▶ GOAL OF THE EXERCISE:
Quote every line of the material beneath this one.

======== LISTED RECORDS

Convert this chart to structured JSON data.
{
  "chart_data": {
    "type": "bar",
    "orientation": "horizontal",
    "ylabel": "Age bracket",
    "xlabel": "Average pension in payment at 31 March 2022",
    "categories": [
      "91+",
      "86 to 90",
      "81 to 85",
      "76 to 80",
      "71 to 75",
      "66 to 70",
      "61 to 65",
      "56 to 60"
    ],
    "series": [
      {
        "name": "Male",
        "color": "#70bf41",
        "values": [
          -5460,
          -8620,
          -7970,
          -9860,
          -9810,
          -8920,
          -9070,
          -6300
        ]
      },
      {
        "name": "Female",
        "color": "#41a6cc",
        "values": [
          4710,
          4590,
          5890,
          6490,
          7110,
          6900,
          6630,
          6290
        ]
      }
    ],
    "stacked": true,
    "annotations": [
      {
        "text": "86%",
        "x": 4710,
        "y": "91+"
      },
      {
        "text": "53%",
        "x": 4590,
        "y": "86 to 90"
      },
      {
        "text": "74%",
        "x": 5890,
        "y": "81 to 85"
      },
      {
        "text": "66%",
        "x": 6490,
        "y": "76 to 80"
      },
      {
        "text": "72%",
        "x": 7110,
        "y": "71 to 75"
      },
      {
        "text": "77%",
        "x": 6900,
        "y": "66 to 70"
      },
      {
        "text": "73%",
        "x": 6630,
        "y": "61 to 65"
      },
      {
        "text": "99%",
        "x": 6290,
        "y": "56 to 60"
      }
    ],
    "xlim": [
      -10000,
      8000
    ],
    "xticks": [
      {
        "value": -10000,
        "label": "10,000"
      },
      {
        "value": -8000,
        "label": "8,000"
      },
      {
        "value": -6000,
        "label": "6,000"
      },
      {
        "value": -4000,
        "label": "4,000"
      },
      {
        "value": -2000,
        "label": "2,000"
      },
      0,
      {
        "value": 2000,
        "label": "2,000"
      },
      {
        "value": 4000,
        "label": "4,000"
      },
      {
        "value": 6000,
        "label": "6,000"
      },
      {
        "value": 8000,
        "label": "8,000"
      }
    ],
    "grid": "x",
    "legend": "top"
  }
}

================

▶ FINISHED EXERCISE:
Convert this chart to structured JSON data.
{
  "chart_data": {
    "type": "bar",
    "orientation": "horizontal",
    "ylabel": "Age bracket",
    "xlabel": "Average pension in payment at 31 March 2022",
    "categories": [
      "91+",
      "86 to 90",
      "81 to 85",
      "76 to 80",
      "71 to 75",
      "66 to 70",
      "61 to 65",
      "56 to 60"
    ],
    "series": [
      {
        "name": "Male",
        "color": "#70bf41",
        "values": [
          -5460,
          -8620,
          -7970,
          -9860,
          -9810,
          -8920,
          -9070,
          -6300
        ]
      },
      {
        "name": "Female",
        "color": "#41a6cc",
        "values": [
          4710,
          4590,
          5890,
          6490,
          7110,
          6900,
          6630,
          6290
        ]
      }
    ],
    "stacked": true,
    "annotations": [
      {
        "text": "86%",
        "x": 4710,
        "y": "91+"
      },
      {
        "text": "53%",
        "x": 4590,
        "y": "86 to 90"
      },
      {
        "text": "74%",
        "x": 5890,
        "y": "81 to 85"
      },
      {
        "text": "66%",
        "x": 6490,
        "y": "76 to 80"
      },
      {
        "text": "72%",
        "x": 7110,
        "y": "71 to 75"
      },
      {
        "text": "77%",
        "x": 6900,
        "y": "66 to 70"
      },
      {
        "text": "73%",
        "x": 6630,
        "y": "61 to 65"
      },
      {
        "text": "99%",
        "x": 6290,
        "y": "56 to 60"
      }
    ],
    "xlim": [
      -10000,
      8000
    ],
    "xticks": [
      {
        "value": -10000,
        "label": "10,000"
      },
      {
        "value": -8000,
        "label": "8,000"
      },
      {
        "value": -6000,
        "label": "6,000"
      },
      {
        "value": -4000,
        "label": "4,000"
      },
      {
        "value": -2000,
        "label": "2,000"
      },
      0,
      {
        "value": 2000,
        "label": "2,000"
      },
      {
        "value": 4000,
        "label": "4,000"
      },
      {
        "value": 6000,
        "label": "6,000"
      },
      {
        "value": 8000,
        "label": "8,000"
      }
    ],
    "grid": "x",
    "legend": "top"
  }
}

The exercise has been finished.